▶ [Problem to work on] Go through the records and show each line where the word "OHLE" occurs.

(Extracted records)
= = =

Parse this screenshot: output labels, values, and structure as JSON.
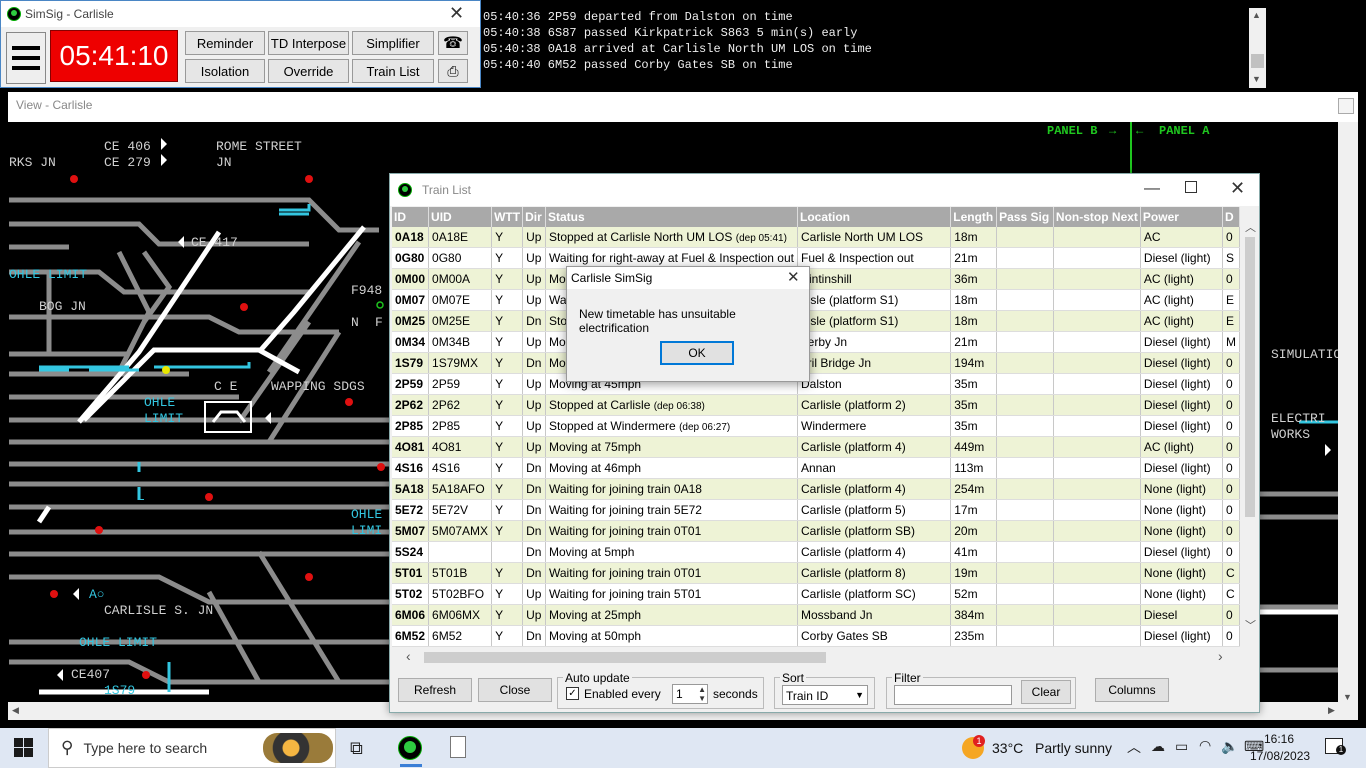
{
  "control": {
    "title": "SimSig - Carlisle",
    "clock": "05:41:10",
    "buttons": [
      "Reminder",
      "TD Interpose",
      "Simplifier",
      "Isolation",
      "Override",
      "Train List"
    ],
    "phone_icon": "telephone-icon",
    "printer_icon": "printer-icon"
  },
  "log": [
    "05:40:36 2P59 departed from Dalston on time",
    "05:40:38 6S87 passed Kirkpatrick S863 5 min(s) early",
    "05:40:38 0A18 arrived at Carlisle North UM LOS on time",
    "05:40:40 6M52 passed Corby Gates SB on time"
  ],
  "view": {
    "title": "View - Carlisle",
    "labels": {
      "panel_b": "PANEL B",
      "panel_a": "PANEL A",
      "rks_jn": "RKS JN",
      "ce406": "CE 406",
      "ce279": "CE 279",
      "rome_street": "ROME STREET",
      "jn": "JN",
      "ce417": "CE 417",
      "ohle_limit_1": "OHLE LIMIT",
      "bog_jn": "BOG JN",
      "f948": "F948",
      "n": "N",
      "f": "F",
      "ce": "C E",
      "wapping": "WAPPING SDGS",
      "ohle": "OHLE",
      "limit": "LIMIT",
      "ohle_limi": "OHLE",
      "limi": "LIMI",
      "l": "L",
      "ao": "A○",
      "carlisle_s_jn": "CARLISLE S. JN",
      "ohle_limit_2": "OHLE LIMIT",
      "ce407": "CE407",
      "s79": "1S79",
      "simulatio": "SIMULATIO",
      "electri": "ELECTRI",
      "works": "WORKS"
    },
    "colors": {
      "track": "#8c8c8c",
      "white": "#ffffff",
      "cyan": "#33c6e0",
      "green": "#1fc61f",
      "red": "#e01010",
      "yellow": "#e8e800"
    }
  },
  "trainlist": {
    "title": "Train List",
    "columns": [
      "ID",
      "UID",
      "WTT",
      "Dir",
      "Status",
      "Location",
      "Length",
      "Pass Sig",
      "Non-stop Next",
      "Power",
      "D"
    ],
    "rows": [
      {
        "id": "0A18",
        "uid": "0A18E",
        "wtt": "Y",
        "dir": "Up",
        "status": "Stopped at Carlisle North UM LOS",
        "extra": "(dep 05:41)",
        "location": "Carlisle North UM LOS",
        "length": "18m",
        "pass": "",
        "nonstop": "",
        "power": "AC",
        "d": "0"
      },
      {
        "id": "0G80",
        "uid": "0G80",
        "wtt": "Y",
        "dir": "Up",
        "status": "Waiting for right-away at Fuel & Inspection out",
        "extra": "",
        "location": "Fuel & Inspection out",
        "length": "21m",
        "pass": "",
        "nonstop": "",
        "power": "Diesel (light)",
        "d": "S"
      },
      {
        "id": "0M00",
        "uid": "0M00A",
        "wtt": "Y",
        "dir": "Up",
        "status": "Mo",
        "extra": "",
        "location": "Aintinshill",
        "length": "36m",
        "pass": "",
        "nonstop": "",
        "power": "AC (light)",
        "d": "0"
      },
      {
        "id": "0M07",
        "uid": "0M07E",
        "wtt": "Y",
        "dir": "Up",
        "status": "Wa",
        "extra": "",
        "location": "rlisle (platform S1)",
        "length": "18m",
        "pass": "",
        "nonstop": "",
        "power": "AC (light)",
        "d": "E"
      },
      {
        "id": "0M25",
        "uid": "0M25E",
        "wtt": "Y",
        "dir": "Dn",
        "status": "Sto",
        "extra": "",
        "location": "rlisle (platform S1)",
        "length": "18m",
        "pass": "",
        "nonstop": "",
        "power": "AC (light)",
        "d": "E"
      },
      {
        "id": "0M34",
        "uid": "0M34B",
        "wtt": "Y",
        "dir": "Up",
        "status": "Mo",
        "extra": "",
        "location": "nerby Jn",
        "length": "21m",
        "pass": "",
        "nonstop": "",
        "power": "Diesel (light)",
        "d": "M"
      },
      {
        "id": "1S79",
        "uid": "1S79MX",
        "wtt": "Y",
        "dir": "Dn",
        "status": "Mo",
        "extra": "",
        "location": "eril Bridge Jn",
        "length": "194m",
        "pass": "",
        "nonstop": "",
        "power": "Diesel (light)",
        "d": "0"
      },
      {
        "id": "2P59",
        "uid": "2P59",
        "wtt": "Y",
        "dir": "Up",
        "status": "Moving at 45mph",
        "extra": "",
        "location": "Dalston",
        "length": "35m",
        "pass": "",
        "nonstop": "",
        "power": "Diesel (light)",
        "d": "0"
      },
      {
        "id": "2P62",
        "uid": "2P62",
        "wtt": "Y",
        "dir": "Up",
        "status": "Stopped at Carlisle",
        "extra": "(dep 06:38)",
        "location": "Carlisle (platform 2)",
        "length": "35m",
        "pass": "",
        "nonstop": "",
        "power": "Diesel (light)",
        "d": "0"
      },
      {
        "id": "2P85",
        "uid": "2P85",
        "wtt": "Y",
        "dir": "Up",
        "status": "Stopped at Windermere",
        "extra": "(dep 06:27)",
        "location": "Windermere",
        "length": "35m",
        "pass": "",
        "nonstop": "",
        "power": "Diesel (light)",
        "d": "0"
      },
      {
        "id": "4O81",
        "uid": "4O81",
        "wtt": "Y",
        "dir": "Up",
        "status": "Moving at 75mph",
        "extra": "",
        "location": "Carlisle (platform 4)",
        "length": "449m",
        "pass": "",
        "nonstop": "",
        "power": "AC (light)",
        "d": "0"
      },
      {
        "id": "4S16",
        "uid": "4S16",
        "wtt": "Y",
        "dir": "Dn",
        "status": "Moving at 46mph",
        "extra": "",
        "location": "Annan",
        "length": "113m",
        "pass": "",
        "nonstop": "",
        "power": "Diesel (light)",
        "d": "0"
      },
      {
        "id": "5A18",
        "uid": "5A18AFO",
        "wtt": "Y",
        "dir": "Dn",
        "status": "Waiting for joining train 0A18",
        "extra": "",
        "location": "Carlisle (platform 4)",
        "length": "254m",
        "pass": "",
        "nonstop": "",
        "power": "None (light)",
        "d": "0"
      },
      {
        "id": "5E72",
        "uid": "5E72V",
        "wtt": "Y",
        "dir": "Dn",
        "status": "Waiting for joining train 5E72",
        "extra": "",
        "location": "Carlisle (platform 5)",
        "length": "17m",
        "pass": "",
        "nonstop": "",
        "power": "None (light)",
        "d": "0"
      },
      {
        "id": "5M07",
        "uid": "5M07AMX",
        "wtt": "Y",
        "dir": "Dn",
        "status": "Waiting for joining train 0T01",
        "extra": "",
        "location": "Carlisle (platform SB)",
        "length": "20m",
        "pass": "",
        "nonstop": "",
        "power": "None (light)",
        "d": "0"
      },
      {
        "id": "5S24",
        "uid": "",
        "wtt": "",
        "dir": "Dn",
        "status": "Moving at 5mph",
        "extra": "",
        "location": "Carlisle (platform 4)",
        "length": "41m",
        "pass": "",
        "nonstop": "",
        "power": "Diesel (light)",
        "d": "0"
      },
      {
        "id": "5T01",
        "uid": "5T01B",
        "wtt": "Y",
        "dir": "Dn",
        "status": "Waiting for joining train 0T01",
        "extra": "",
        "location": "Carlisle (platform 8)",
        "length": "19m",
        "pass": "",
        "nonstop": "",
        "power": "None (light)",
        "d": "C"
      },
      {
        "id": "5T02",
        "uid": "5T02BFO",
        "wtt": "Y",
        "dir": "Up",
        "status": "Waiting for joining train 5T01",
        "extra": "",
        "location": "Carlisle (platform SC)",
        "length": "52m",
        "pass": "",
        "nonstop": "",
        "power": "None (light)",
        "d": "C"
      },
      {
        "id": "6M06",
        "uid": "6M06MX",
        "wtt": "Y",
        "dir": "Up",
        "status": "Moving at 25mph",
        "extra": "",
        "location": "Mossband Jn",
        "length": "384m",
        "pass": "",
        "nonstop": "",
        "power": "Diesel",
        "d": "0"
      },
      {
        "id": "6M52",
        "uid": "6M52",
        "wtt": "Y",
        "dir": "Dn",
        "status": "Moving at 50mph",
        "extra": "",
        "location": "Corby Gates SB",
        "length": "235m",
        "pass": "",
        "nonstop": "",
        "power": "Diesel (light)",
        "d": "0"
      }
    ],
    "footer": {
      "refresh": "Refresh",
      "close": "Close",
      "auto_update": "Auto update",
      "enabled_every": "Enabled every",
      "interval": "1",
      "seconds": "seconds",
      "sort": "Sort",
      "sort_value": "Train ID",
      "filter": "Filter",
      "filter_value": "",
      "clear": "Clear",
      "columns": "Columns"
    }
  },
  "messagebox": {
    "title": "Carlisle SimSig",
    "message": "New timetable has unsuitable electrification",
    "ok": "OK"
  },
  "taskbar": {
    "search_placeholder": "Type here to search",
    "temperature": "33°C",
    "weather": "Partly sunny",
    "notification_count": "1",
    "time": "16:16",
    "date": "17/08/2023"
  }
}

= = =

▶ [Answer to this problem]
      "ohle_limit_1": "OHLE LIMIT",
      "ohle": "OHLE",
      "ohle_limi": "OHLE",
      "ohle_limit_2": "OHLE LIMIT",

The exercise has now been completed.